- **Aim**: Report every line from the material that contains the word "Henry".

- **Working data**:
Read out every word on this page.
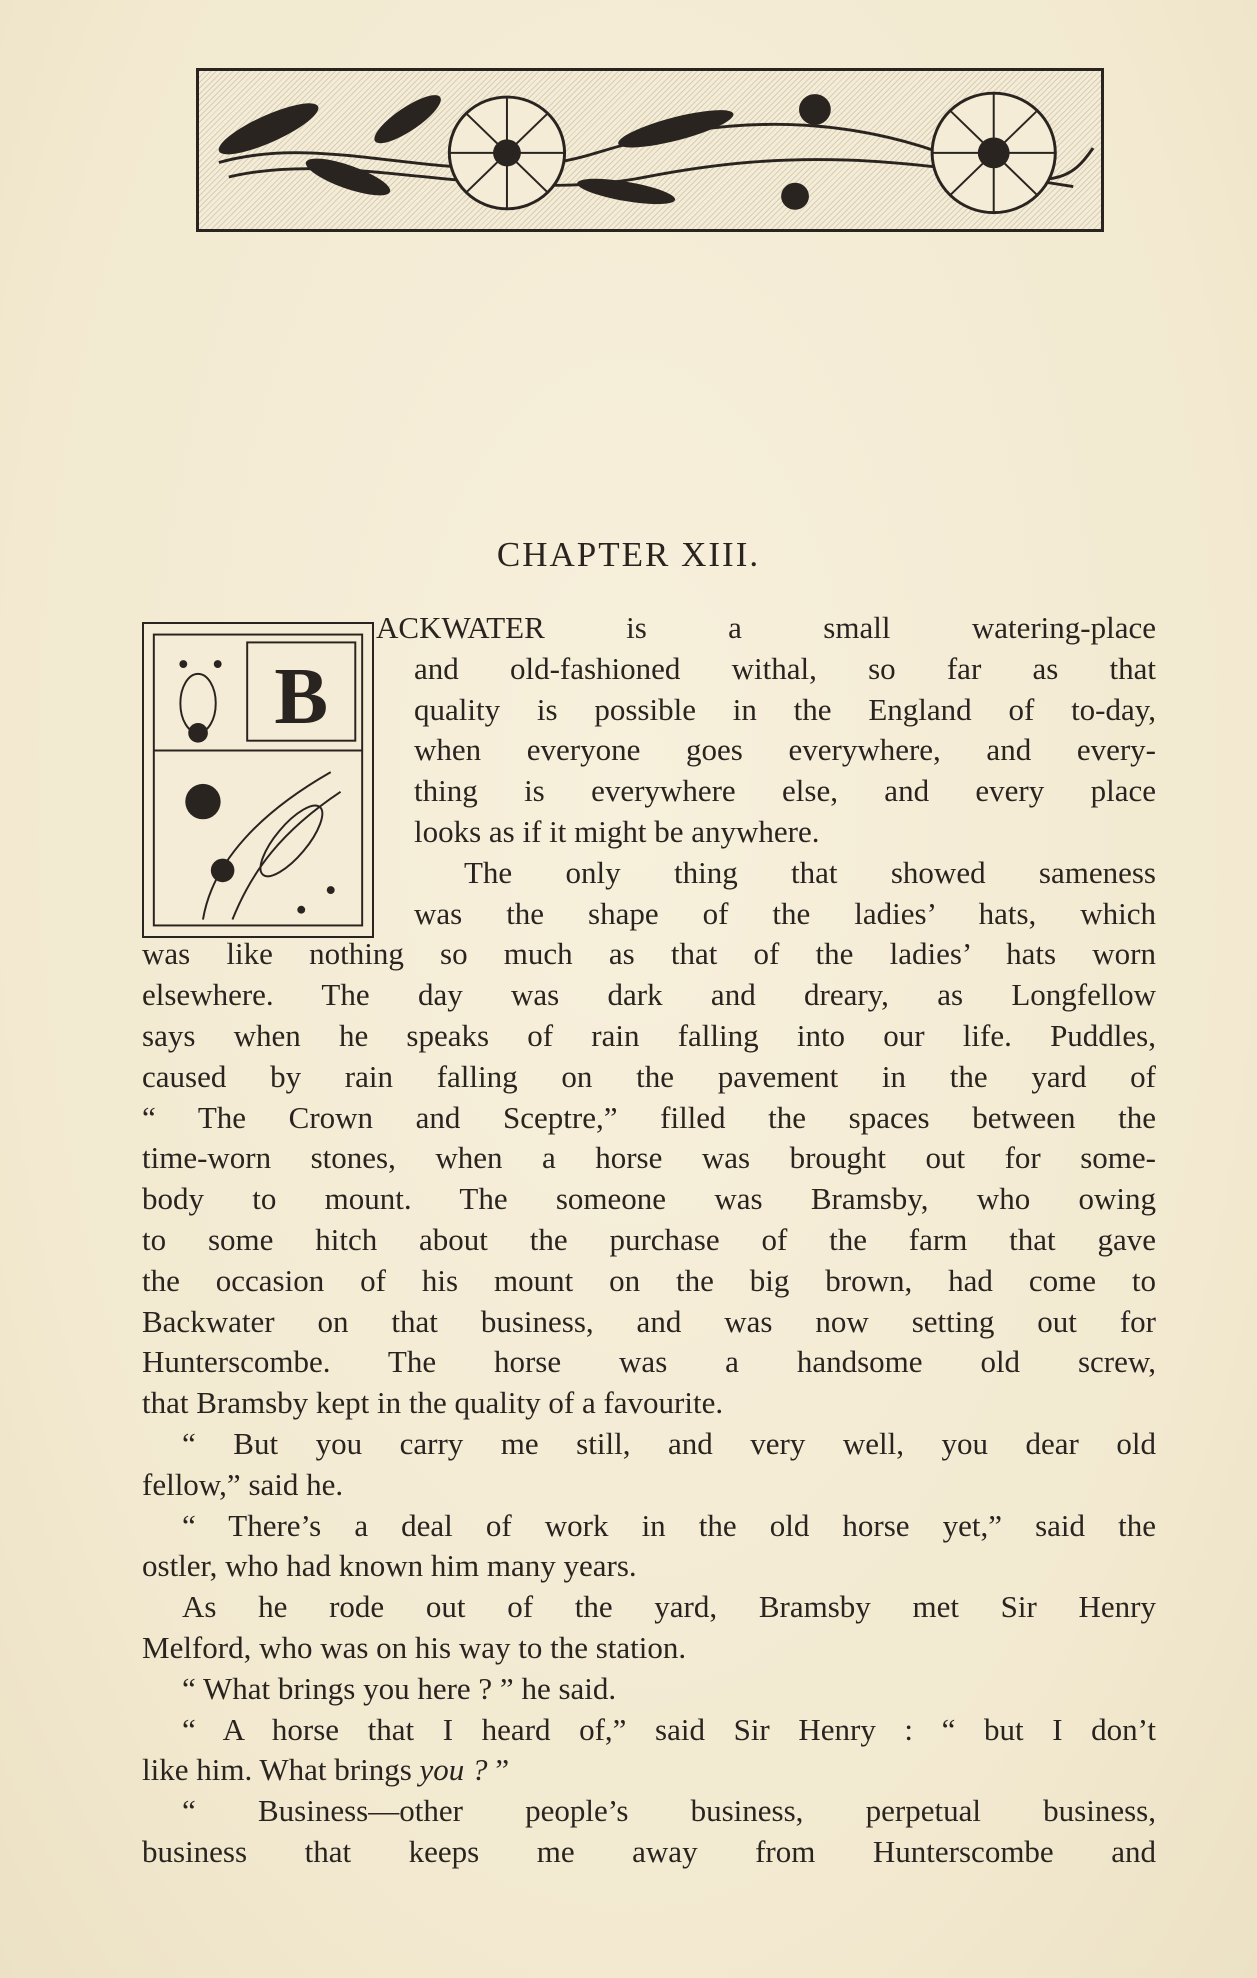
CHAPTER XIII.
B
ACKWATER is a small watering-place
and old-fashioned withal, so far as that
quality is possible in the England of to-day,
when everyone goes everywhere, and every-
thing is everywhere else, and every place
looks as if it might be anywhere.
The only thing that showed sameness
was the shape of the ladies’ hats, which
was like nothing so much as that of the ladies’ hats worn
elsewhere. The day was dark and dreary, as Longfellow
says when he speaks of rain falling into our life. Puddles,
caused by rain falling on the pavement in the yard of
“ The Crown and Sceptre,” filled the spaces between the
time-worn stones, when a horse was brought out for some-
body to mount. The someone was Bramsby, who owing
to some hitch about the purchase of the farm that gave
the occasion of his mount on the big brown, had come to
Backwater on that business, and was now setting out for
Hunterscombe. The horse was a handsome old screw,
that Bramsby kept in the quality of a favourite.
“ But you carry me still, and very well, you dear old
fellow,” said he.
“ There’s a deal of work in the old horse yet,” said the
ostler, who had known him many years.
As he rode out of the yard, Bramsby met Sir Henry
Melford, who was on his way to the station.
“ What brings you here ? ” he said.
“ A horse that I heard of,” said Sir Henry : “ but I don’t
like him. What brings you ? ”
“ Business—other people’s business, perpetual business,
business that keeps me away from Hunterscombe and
* * *
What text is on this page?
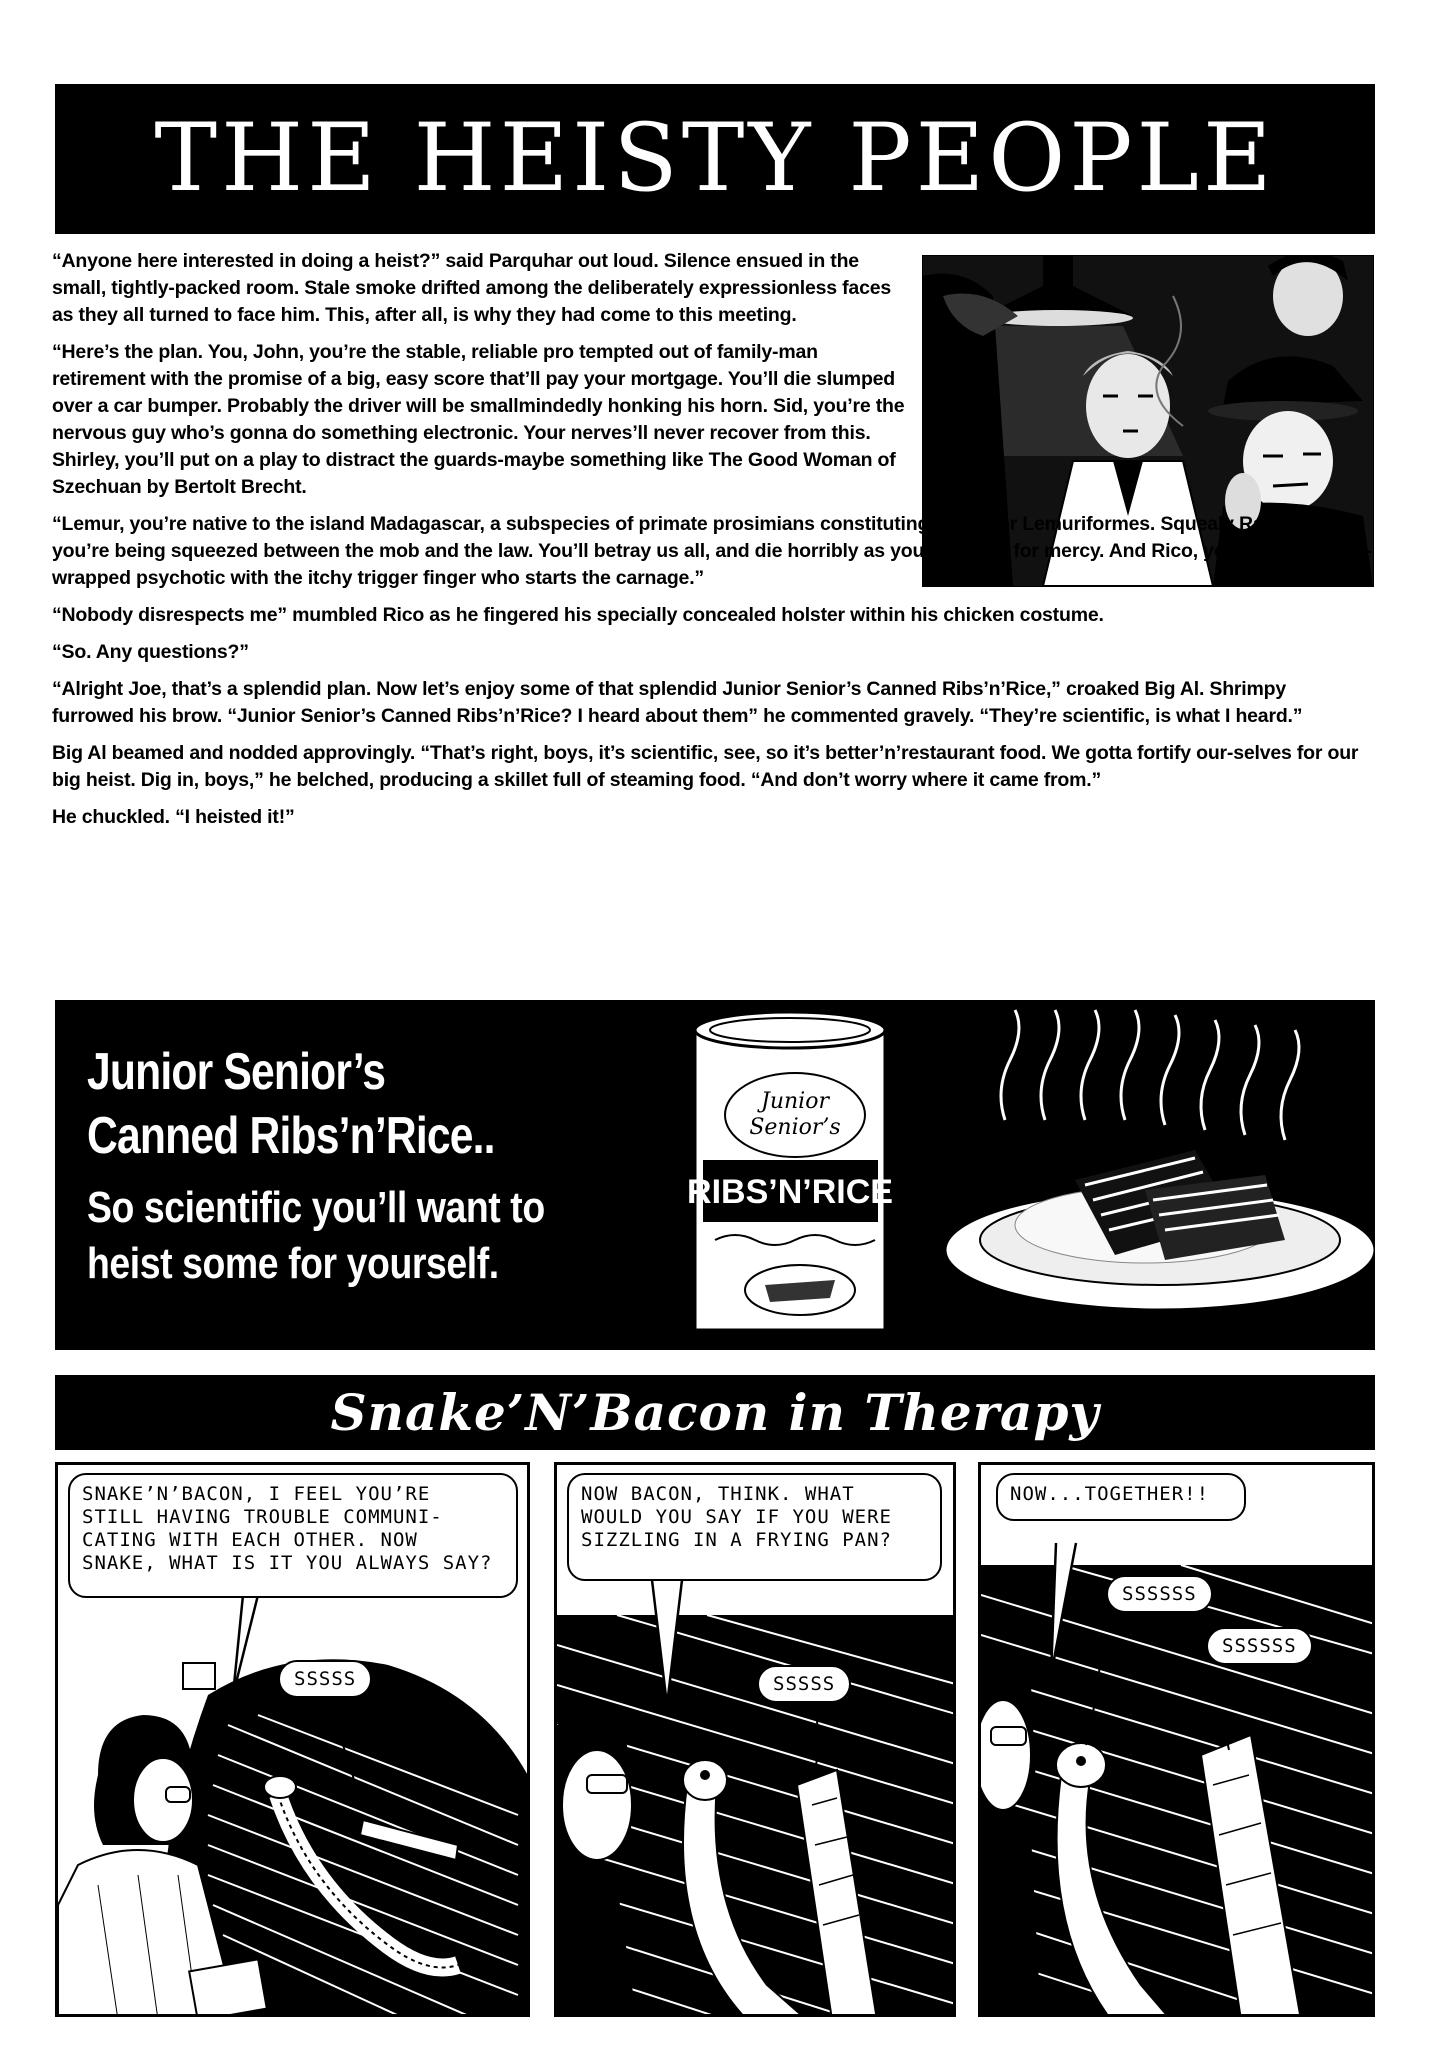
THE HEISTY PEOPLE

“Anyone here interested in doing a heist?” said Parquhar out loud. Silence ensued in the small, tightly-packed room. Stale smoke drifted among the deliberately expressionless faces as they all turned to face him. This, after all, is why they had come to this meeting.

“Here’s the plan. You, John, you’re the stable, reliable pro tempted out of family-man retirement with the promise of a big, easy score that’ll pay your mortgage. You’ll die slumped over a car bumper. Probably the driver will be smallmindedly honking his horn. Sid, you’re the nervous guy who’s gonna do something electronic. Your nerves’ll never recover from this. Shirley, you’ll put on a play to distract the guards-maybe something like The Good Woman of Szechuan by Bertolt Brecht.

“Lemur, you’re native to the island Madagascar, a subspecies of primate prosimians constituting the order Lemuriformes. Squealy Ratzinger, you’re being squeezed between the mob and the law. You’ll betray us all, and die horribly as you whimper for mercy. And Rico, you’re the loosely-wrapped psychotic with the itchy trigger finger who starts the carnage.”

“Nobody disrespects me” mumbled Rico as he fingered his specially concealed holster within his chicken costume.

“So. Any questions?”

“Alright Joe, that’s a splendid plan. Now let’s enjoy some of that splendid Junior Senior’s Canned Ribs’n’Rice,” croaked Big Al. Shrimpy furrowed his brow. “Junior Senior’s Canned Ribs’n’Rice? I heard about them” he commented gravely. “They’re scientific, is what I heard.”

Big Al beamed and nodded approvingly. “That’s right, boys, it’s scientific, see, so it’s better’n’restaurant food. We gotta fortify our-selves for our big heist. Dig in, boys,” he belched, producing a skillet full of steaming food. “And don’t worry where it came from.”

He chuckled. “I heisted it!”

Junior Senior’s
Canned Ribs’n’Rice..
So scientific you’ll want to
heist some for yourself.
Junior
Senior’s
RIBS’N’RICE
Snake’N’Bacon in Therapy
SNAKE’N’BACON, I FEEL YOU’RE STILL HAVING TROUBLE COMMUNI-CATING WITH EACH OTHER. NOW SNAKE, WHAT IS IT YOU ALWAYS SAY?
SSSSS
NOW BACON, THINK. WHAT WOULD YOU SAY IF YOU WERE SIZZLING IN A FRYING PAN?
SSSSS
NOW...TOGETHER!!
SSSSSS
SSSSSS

- **Output of the exercise**:
As he rode out of the yard, Bramsby met Sir Henry
“ A horse that I heard of,” said Sir Henry : “ but I don’t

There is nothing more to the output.